AIM OF THE EXERCISE: Can you reproduce every row below, character for character and in the same order?

Layout rows:
= = = = =

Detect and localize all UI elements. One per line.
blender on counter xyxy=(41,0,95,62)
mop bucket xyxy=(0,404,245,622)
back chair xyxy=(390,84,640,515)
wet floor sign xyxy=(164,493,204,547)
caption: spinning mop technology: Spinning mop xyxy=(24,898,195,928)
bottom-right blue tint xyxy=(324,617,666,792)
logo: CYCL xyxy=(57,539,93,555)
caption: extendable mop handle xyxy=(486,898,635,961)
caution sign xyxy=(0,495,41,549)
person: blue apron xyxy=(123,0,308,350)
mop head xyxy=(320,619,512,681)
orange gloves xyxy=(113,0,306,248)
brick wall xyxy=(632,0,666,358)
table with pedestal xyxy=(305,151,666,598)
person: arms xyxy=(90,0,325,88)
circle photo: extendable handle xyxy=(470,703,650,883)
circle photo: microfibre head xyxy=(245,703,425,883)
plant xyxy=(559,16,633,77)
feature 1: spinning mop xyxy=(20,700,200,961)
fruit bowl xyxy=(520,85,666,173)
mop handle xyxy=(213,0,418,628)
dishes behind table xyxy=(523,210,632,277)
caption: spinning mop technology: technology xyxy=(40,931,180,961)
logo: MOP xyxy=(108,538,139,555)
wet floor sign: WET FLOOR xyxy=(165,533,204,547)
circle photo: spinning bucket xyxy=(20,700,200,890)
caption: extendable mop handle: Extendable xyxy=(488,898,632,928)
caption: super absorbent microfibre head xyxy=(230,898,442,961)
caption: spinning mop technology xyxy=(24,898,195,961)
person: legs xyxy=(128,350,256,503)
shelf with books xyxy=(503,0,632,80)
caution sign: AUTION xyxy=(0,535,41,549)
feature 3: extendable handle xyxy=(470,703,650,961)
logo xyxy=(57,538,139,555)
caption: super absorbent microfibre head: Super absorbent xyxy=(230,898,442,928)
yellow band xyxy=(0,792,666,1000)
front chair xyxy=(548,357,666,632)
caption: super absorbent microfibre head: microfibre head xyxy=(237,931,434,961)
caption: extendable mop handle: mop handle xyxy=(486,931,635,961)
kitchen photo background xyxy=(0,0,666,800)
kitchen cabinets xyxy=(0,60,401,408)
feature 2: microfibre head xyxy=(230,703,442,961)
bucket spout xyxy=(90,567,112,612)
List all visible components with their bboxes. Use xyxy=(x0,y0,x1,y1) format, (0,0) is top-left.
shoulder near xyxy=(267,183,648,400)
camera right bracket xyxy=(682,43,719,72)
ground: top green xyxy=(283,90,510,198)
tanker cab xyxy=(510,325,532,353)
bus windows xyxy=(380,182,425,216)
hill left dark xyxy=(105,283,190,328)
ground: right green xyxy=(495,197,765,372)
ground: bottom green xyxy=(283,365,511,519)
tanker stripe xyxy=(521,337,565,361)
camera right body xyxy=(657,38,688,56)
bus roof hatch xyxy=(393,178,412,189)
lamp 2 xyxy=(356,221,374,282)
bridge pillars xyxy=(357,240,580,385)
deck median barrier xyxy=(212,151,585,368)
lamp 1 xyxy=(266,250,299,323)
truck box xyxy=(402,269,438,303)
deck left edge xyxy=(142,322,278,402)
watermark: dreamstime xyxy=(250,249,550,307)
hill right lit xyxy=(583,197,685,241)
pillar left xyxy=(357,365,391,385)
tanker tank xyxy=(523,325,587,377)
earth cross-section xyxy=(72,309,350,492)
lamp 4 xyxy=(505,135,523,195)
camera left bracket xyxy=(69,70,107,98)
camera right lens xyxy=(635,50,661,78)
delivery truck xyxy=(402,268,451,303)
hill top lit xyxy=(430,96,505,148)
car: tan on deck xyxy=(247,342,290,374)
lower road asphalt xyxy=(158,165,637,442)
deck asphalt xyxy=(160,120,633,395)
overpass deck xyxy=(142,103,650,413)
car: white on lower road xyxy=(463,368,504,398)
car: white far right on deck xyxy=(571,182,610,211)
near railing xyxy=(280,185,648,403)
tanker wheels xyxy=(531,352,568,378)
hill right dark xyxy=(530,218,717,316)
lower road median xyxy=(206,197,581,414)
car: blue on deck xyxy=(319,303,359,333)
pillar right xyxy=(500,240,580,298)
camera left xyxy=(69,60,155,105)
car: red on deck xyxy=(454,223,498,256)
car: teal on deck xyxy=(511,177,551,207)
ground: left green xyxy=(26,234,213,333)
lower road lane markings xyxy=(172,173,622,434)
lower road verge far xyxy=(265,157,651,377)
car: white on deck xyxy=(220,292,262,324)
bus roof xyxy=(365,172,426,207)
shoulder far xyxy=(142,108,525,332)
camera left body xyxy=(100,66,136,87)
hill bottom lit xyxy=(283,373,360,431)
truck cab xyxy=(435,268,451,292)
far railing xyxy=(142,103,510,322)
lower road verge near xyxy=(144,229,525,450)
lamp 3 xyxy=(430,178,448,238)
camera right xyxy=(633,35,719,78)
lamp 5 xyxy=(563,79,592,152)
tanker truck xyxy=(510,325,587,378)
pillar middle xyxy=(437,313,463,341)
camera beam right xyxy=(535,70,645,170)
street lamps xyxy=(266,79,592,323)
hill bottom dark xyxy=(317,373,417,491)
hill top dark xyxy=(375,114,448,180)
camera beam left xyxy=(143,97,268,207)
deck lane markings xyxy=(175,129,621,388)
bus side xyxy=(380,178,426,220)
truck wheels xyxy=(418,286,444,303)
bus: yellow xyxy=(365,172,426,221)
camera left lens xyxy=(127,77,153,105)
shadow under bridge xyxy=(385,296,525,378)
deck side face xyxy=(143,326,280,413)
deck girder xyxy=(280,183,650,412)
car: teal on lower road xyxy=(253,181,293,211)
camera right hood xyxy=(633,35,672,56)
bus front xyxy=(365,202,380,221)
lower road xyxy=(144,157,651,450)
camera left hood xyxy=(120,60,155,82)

= = = = =

RESPONSE:
Detect and localize all UI elements. One per line.
blender on counter xyxy=(41,0,95,62)
mop bucket xyxy=(0,404,245,622)
back chair xyxy=(390,84,640,515)
wet floor sign xyxy=(164,493,204,547)
caption: spinning mop technology: Spinning mop xyxy=(24,898,195,928)
bottom-right blue tint xyxy=(324,617,666,792)
logo: CYCL xyxy=(57,539,93,555)
caption: extendable mop handle xyxy=(486,898,635,961)
caution sign xyxy=(0,495,41,549)
person: blue apron xyxy=(123,0,308,350)
mop head xyxy=(320,619,512,681)
orange gloves xyxy=(113,0,306,248)
brick wall xyxy=(632,0,666,358)
table with pedestal xyxy=(305,151,666,598)
person: arms xyxy=(90,0,325,88)
circle photo: extendable handle xyxy=(470,703,650,883)
circle photo: microfibre head xyxy=(245,703,425,883)
plant xyxy=(559,16,633,77)
feature 1: spinning mop xyxy=(20,700,200,961)
fruit bowl xyxy=(520,85,666,173)
mop handle xyxy=(213,0,418,628)
dishes behind table xyxy=(523,210,632,277)
caption: spinning mop technology: technology xyxy=(40,931,180,961)
logo: MOP xyxy=(108,538,139,555)
wet floor sign: WET FLOOR xyxy=(165,533,204,547)
circle photo: spinning bucket xyxy=(20,700,200,890)
caption: extendable mop handle: Extendable xyxy=(488,898,632,928)
caption: super absorbent microfibre head xyxy=(230,898,442,961)
caption: spinning mop technology xyxy=(24,898,195,961)
person: legs xyxy=(128,350,256,503)
shelf with books xyxy=(503,0,632,80)
caution sign: AUTION xyxy=(0,535,41,549)
feature 3: extendable handle xyxy=(470,703,650,961)
logo xyxy=(57,538,139,555)
caption: super absorbent microfibre head: Super absorbent xyxy=(230,898,442,928)
yellow band xyxy=(0,792,666,1000)
front chair xyxy=(548,357,666,632)
caption: super absorbent microfibre head: microfibre head xyxy=(237,931,434,961)
caption: extendable mop handle: mop handle xyxy=(486,931,635,961)
kitchen photo background xyxy=(0,0,666,800)
kitchen cabinets xyxy=(0,60,401,408)
feature 2: microfibre head xyxy=(230,703,442,961)
bucket spout xyxy=(90,567,112,612)
List all visible components with their bboxes. Use xyxy=(x0,y0,x1,y1) format, (0,0) is top-left.
shoulder near xyxy=(267,183,648,400)
camera right bracket xyxy=(682,43,719,72)
ground: top green xyxy=(283,90,510,198)
tanker cab xyxy=(510,325,532,353)
bus windows xyxy=(380,182,425,216)
hill left dark xyxy=(105,283,190,328)
ground: right green xyxy=(495,197,765,372)
ground: bottom green xyxy=(283,365,511,519)
tanker stripe xyxy=(521,337,565,361)
camera right body xyxy=(657,38,688,56)
bus roof hatch xyxy=(393,178,412,189)
lamp 2 xyxy=(356,221,374,282)
bridge pillars xyxy=(357,240,580,385)
deck median barrier xyxy=(212,151,585,368)
lamp 1 xyxy=(266,250,299,323)
truck box xyxy=(402,269,438,303)
deck left edge xyxy=(142,322,278,402)
watermark: dreamstime xyxy=(250,249,550,307)
hill right lit xyxy=(583,197,685,241)
pillar left xyxy=(357,365,391,385)
tanker tank xyxy=(523,325,587,377)
earth cross-section xyxy=(72,309,350,492)
lamp 4 xyxy=(505,135,523,195)
camera left bracket xyxy=(69,70,107,98)
camera right lens xyxy=(635,50,661,78)
delivery truck xyxy=(402,268,451,303)
hill top lit xyxy=(430,96,505,148)
car: tan on deck xyxy=(247,342,290,374)
lower road asphalt xyxy=(158,165,637,442)
deck asphalt xyxy=(160,120,633,395)
overpass deck xyxy=(142,103,650,413)
car: white on lower road xyxy=(463,368,504,398)
car: white far right on deck xyxy=(571,182,610,211)
near railing xyxy=(280,185,648,403)
tanker wheels xyxy=(531,352,568,378)
hill right dark xyxy=(530,218,717,316)
lower road median xyxy=(206,197,581,414)
car: blue on deck xyxy=(319,303,359,333)
pillar right xyxy=(500,240,580,298)
camera left xyxy=(69,60,155,105)
car: red on deck xyxy=(454,223,498,256)
car: teal on deck xyxy=(511,177,551,207)
ground: left green xyxy=(26,234,213,333)
lower road lane markings xyxy=(172,173,622,434)
lower road verge far xyxy=(265,157,651,377)
car: white on deck xyxy=(220,292,262,324)
bus roof xyxy=(365,172,426,207)
shoulder far xyxy=(142,108,525,332)
camera left body xyxy=(100,66,136,87)
hill bottom lit xyxy=(283,373,360,431)
truck cab xyxy=(435,268,451,292)
far railing xyxy=(142,103,510,322)
lower road verge near xyxy=(144,229,525,450)
lamp 3 xyxy=(430,178,448,238)
camera right xyxy=(633,35,719,78)
lamp 5 xyxy=(563,79,592,152)
tanker truck xyxy=(510,325,587,378)
pillar middle xyxy=(437,313,463,341)
camera beam right xyxy=(535,70,645,170)
street lamps xyxy=(266,79,592,323)
hill bottom dark xyxy=(317,373,417,491)
hill top dark xyxy=(375,114,448,180)
camera beam left xyxy=(143,97,268,207)
deck lane markings xyxy=(175,129,621,388)
bus side xyxy=(380,178,426,220)
truck wheels xyxy=(418,286,444,303)
bus: yellow xyxy=(365,172,426,221)
camera left lens xyxy=(127,77,153,105)
shadow under bridge xyxy=(385,296,525,378)
deck side face xyxy=(143,326,280,413)
deck girder xyxy=(280,183,650,412)
car: teal on lower road xyxy=(253,181,293,211)
camera right hood xyxy=(633,35,672,56)
bus front xyxy=(365,202,380,221)
lower road xyxy=(144,157,651,450)
camera left hood xyxy=(120,60,155,82)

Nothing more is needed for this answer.